┌──
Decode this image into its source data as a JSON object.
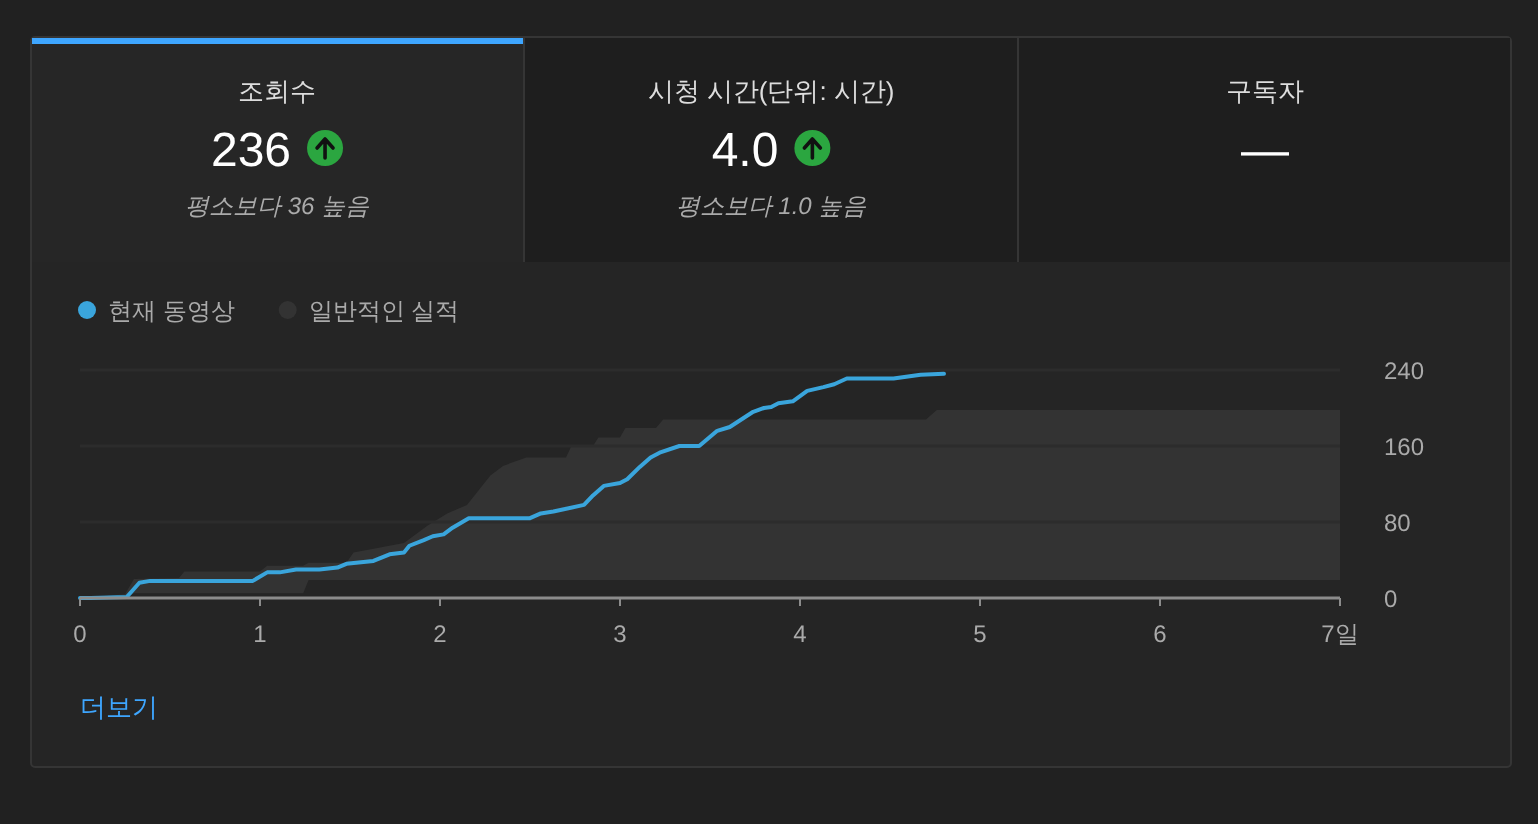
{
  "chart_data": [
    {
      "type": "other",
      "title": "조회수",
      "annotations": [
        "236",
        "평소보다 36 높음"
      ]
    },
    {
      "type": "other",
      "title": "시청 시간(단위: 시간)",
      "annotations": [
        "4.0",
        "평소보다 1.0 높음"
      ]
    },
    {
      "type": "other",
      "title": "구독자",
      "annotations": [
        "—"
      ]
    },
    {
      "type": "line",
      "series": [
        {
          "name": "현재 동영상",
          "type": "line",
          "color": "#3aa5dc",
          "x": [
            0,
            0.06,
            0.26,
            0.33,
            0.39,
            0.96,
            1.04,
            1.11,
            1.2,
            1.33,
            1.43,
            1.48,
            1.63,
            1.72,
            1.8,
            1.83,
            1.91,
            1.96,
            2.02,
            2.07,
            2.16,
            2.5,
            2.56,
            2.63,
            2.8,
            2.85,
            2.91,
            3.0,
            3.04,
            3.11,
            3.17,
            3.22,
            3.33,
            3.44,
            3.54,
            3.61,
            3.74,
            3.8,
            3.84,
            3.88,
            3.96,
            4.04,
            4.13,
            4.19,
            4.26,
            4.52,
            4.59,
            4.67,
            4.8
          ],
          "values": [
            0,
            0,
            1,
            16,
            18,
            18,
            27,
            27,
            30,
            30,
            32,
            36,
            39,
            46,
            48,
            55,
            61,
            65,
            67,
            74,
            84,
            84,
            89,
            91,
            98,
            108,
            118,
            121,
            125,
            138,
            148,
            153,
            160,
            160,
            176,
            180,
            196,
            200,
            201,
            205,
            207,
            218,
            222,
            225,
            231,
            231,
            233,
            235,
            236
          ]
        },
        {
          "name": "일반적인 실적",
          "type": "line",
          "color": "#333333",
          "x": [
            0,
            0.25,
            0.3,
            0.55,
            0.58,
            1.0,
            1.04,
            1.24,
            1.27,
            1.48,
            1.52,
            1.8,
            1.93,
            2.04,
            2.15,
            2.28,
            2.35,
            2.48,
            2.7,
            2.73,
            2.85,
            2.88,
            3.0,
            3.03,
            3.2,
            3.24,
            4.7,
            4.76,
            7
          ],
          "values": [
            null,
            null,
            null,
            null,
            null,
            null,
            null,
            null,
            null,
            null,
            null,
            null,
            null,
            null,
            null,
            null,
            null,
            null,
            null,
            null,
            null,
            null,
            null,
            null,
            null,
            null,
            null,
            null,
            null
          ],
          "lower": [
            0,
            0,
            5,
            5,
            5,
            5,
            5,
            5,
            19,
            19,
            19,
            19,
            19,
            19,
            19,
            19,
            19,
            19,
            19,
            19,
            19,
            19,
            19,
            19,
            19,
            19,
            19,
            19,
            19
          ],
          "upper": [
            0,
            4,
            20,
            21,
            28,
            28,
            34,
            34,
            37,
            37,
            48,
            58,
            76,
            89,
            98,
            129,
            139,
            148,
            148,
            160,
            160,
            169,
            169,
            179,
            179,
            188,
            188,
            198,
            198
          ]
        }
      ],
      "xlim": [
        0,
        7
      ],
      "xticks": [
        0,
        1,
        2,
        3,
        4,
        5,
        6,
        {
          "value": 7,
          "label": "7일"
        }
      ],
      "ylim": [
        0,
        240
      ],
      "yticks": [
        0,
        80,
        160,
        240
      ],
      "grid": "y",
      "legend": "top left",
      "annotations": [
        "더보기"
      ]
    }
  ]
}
└──
Without including any pictures, print each record exactly.

### ANSWER TO THIS TASK
Decode this image into its source data as a JSON object.
{
  "chart_data": [
    {
      "type": "other",
      "title": "조회수",
      "annotations": [
        "236",
        "평소보다 36 높음"
      ]
    },
    {
      "type": "other",
      "title": "시청 시간(단위: 시간)",
      "annotations": [
        "4.0",
        "평소보다 1.0 높음"
      ]
    },
    {
      "type": "other",
      "title": "구독자",
      "annotations": [
        "—"
      ]
    },
    {
      "type": "line",
      "series": [
        {
          "name": "현재 동영상",
          "type": "line",
          "color": "#3aa5dc",
          "x": [
            0,
            0.06,
            0.26,
            0.33,
            0.39,
            0.96,
            1.04,
            1.11,
            1.2,
            1.33,
            1.43,
            1.48,
            1.63,
            1.72,
            1.8,
            1.83,
            1.91,
            1.96,
            2.02,
            2.07,
            2.16,
            2.5,
            2.56,
            2.63,
            2.8,
            2.85,
            2.91,
            3.0,
            3.04,
            3.11,
            3.17,
            3.22,
            3.33,
            3.44,
            3.54,
            3.61,
            3.74,
            3.8,
            3.84,
            3.88,
            3.96,
            4.04,
            4.13,
            4.19,
            4.26,
            4.52,
            4.59,
            4.67,
            4.8
          ],
          "values": [
            0,
            0,
            1,
            16,
            18,
            18,
            27,
            27,
            30,
            30,
            32,
            36,
            39,
            46,
            48,
            55,
            61,
            65,
            67,
            74,
            84,
            84,
            89,
            91,
            98,
            108,
            118,
            121,
            125,
            138,
            148,
            153,
            160,
            160,
            176,
            180,
            196,
            200,
            201,
            205,
            207,
            218,
            222,
            225,
            231,
            231,
            233,
            235,
            236
          ]
        },
        {
          "name": "일반적인 실적",
          "type": "line",
          "color": "#333333",
          "x": [
            0,
            0.25,
            0.3,
            0.55,
            0.58,
            1.0,
            1.04,
            1.24,
            1.27,
            1.48,
            1.52,
            1.8,
            1.93,
            2.04,
            2.15,
            2.28,
            2.35,
            2.48,
            2.7,
            2.73,
            2.85,
            2.88,
            3.0,
            3.03,
            3.2,
            3.24,
            4.7,
            4.76,
            7
          ],
          "values": [
            null,
            null,
            null,
            null,
            null,
            null,
            null,
            null,
            null,
            null,
            null,
            null,
            null,
            null,
            null,
            null,
            null,
            null,
            null,
            null,
            null,
            null,
            null,
            null,
            null,
            null,
            null,
            null,
            null
          ],
          "lower": [
            0,
            0,
            5,
            5,
            5,
            5,
            5,
            5,
            19,
            19,
            19,
            19,
            19,
            19,
            19,
            19,
            19,
            19,
            19,
            19,
            19,
            19,
            19,
            19,
            19,
            19,
            19,
            19,
            19
          ],
          "upper": [
            0,
            4,
            20,
            21,
            28,
            28,
            34,
            34,
            37,
            37,
            48,
            58,
            76,
            89,
            98,
            129,
            139,
            148,
            148,
            160,
            160,
            169,
            169,
            179,
            179,
            188,
            188,
            198,
            198
          ]
        }
      ],
      "xlim": [
        0,
        7
      ],
      "xticks": [
        0,
        1,
        2,
        3,
        4,
        5,
        6,
        {
          "value": 7,
          "label": "7일"
        }
      ],
      "ylim": [
        0,
        240
      ],
      "yticks": [
        0,
        80,
        160,
        240
      ],
      "grid": "y",
      "legend": "top left",
      "annotations": [
        "더보기"
      ]
    }
  ]
}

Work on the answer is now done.